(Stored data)

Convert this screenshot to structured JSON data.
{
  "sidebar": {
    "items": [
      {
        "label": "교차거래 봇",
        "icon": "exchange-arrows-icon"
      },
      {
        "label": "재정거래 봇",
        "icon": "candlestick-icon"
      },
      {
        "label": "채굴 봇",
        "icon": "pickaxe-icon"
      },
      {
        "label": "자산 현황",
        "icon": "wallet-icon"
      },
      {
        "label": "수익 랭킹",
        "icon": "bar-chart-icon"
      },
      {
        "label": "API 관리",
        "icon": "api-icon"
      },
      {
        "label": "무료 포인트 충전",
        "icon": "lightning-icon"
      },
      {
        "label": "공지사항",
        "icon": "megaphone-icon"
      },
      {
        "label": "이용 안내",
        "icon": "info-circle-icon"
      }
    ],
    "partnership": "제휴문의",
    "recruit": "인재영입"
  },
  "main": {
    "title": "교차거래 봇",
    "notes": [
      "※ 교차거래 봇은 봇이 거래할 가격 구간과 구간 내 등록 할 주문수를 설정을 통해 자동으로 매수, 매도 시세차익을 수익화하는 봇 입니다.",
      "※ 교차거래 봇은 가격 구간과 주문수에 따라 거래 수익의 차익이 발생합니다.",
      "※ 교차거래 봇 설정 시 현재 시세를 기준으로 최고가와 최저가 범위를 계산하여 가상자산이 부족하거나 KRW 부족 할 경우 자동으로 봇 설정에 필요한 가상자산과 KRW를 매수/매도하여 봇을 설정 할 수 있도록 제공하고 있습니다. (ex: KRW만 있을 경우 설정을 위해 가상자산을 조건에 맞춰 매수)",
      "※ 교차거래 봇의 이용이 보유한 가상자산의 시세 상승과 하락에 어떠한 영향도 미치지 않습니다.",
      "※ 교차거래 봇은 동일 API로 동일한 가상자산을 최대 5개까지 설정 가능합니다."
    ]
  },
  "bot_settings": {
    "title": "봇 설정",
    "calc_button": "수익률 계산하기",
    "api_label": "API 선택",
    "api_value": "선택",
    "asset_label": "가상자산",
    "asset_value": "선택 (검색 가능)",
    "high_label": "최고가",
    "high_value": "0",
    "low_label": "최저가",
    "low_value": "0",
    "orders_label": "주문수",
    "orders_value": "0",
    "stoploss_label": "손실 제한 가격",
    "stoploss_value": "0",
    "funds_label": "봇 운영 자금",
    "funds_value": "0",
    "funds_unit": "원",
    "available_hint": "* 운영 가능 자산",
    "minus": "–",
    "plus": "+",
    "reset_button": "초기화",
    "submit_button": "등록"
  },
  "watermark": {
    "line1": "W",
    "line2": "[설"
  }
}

*Stated goal:*
Recopy the entries above exactly, with every line included.

*Exercise solution:*
Convert this screenshot to structured JSON data.
{
  "sidebar": {
    "items": [
      {
        "label": "교차거래 봇",
        "icon": "exchange-arrows-icon"
      },
      {
        "label": "재정거래 봇",
        "icon": "candlestick-icon"
      },
      {
        "label": "채굴 봇",
        "icon": "pickaxe-icon"
      },
      {
        "label": "자산 현황",
        "icon": "wallet-icon"
      },
      {
        "label": "수익 랭킹",
        "icon": "bar-chart-icon"
      },
      {
        "label": "API 관리",
        "icon": "api-icon"
      },
      {
        "label": "무료 포인트 충전",
        "icon": "lightning-icon"
      },
      {
        "label": "공지사항",
        "icon": "megaphone-icon"
      },
      {
        "label": "이용 안내",
        "icon": "info-circle-icon"
      }
    ],
    "partnership": "제휴문의",
    "recruit": "인재영입"
  },
  "main": {
    "title": "교차거래 봇",
    "notes": [
      "※ 교차거래 봇은 봇이 거래할 가격 구간과 구간 내 등록 할 주문수를 설정을 통해 자동으로 매수, 매도 시세차익을 수익화하는 봇 입니다.",
      "※ 교차거래 봇은 가격 구간과 주문수에 따라 거래 수익의 차익이 발생합니다.",
      "※ 교차거래 봇 설정 시 현재 시세를 기준으로 최고가와 최저가 범위를 계산하여 가상자산이 부족하거나 KRW 부족 할 경우 자동으로 봇 설정에 필요한 가상자산과 KRW를 매수/매도하여 봇을 설정 할 수 있도록 제공하고 있습니다. (ex: KRW만 있을 경우 설정을 위해 가상자산을 조건에 맞춰 매수)",
      "※ 교차거래 봇의 이용이 보유한 가상자산의 시세 상승과 하락에 어떠한 영향도 미치지 않습니다.",
      "※ 교차거래 봇은 동일 API로 동일한 가상자산을 최대 5개까지 설정 가능합니다."
    ]
  },
  "bot_settings": {
    "title": "봇 설정",
    "calc_button": "수익률 계산하기",
    "api_label": "API 선택",
    "api_value": "선택",
    "asset_label": "가상자산",
    "asset_value": "선택 (검색 가능)",
    "high_label": "최고가",
    "high_value": "0",
    "low_label": "최저가",
    "low_value": "0",
    "orders_label": "주문수",
    "orders_value": "0",
    "stoploss_label": "손실 제한 가격",
    "stoploss_value": "0",
    "funds_label": "봇 운영 자금",
    "funds_value": "0",
    "funds_unit": "원",
    "available_hint": "* 운영 가능 자산",
    "minus": "–",
    "plus": "+",
    "reset_button": "초기화",
    "submit_button": "등록"
  },
  "watermark": {
    "line1": "W",
    "line2": "[설"
  }
}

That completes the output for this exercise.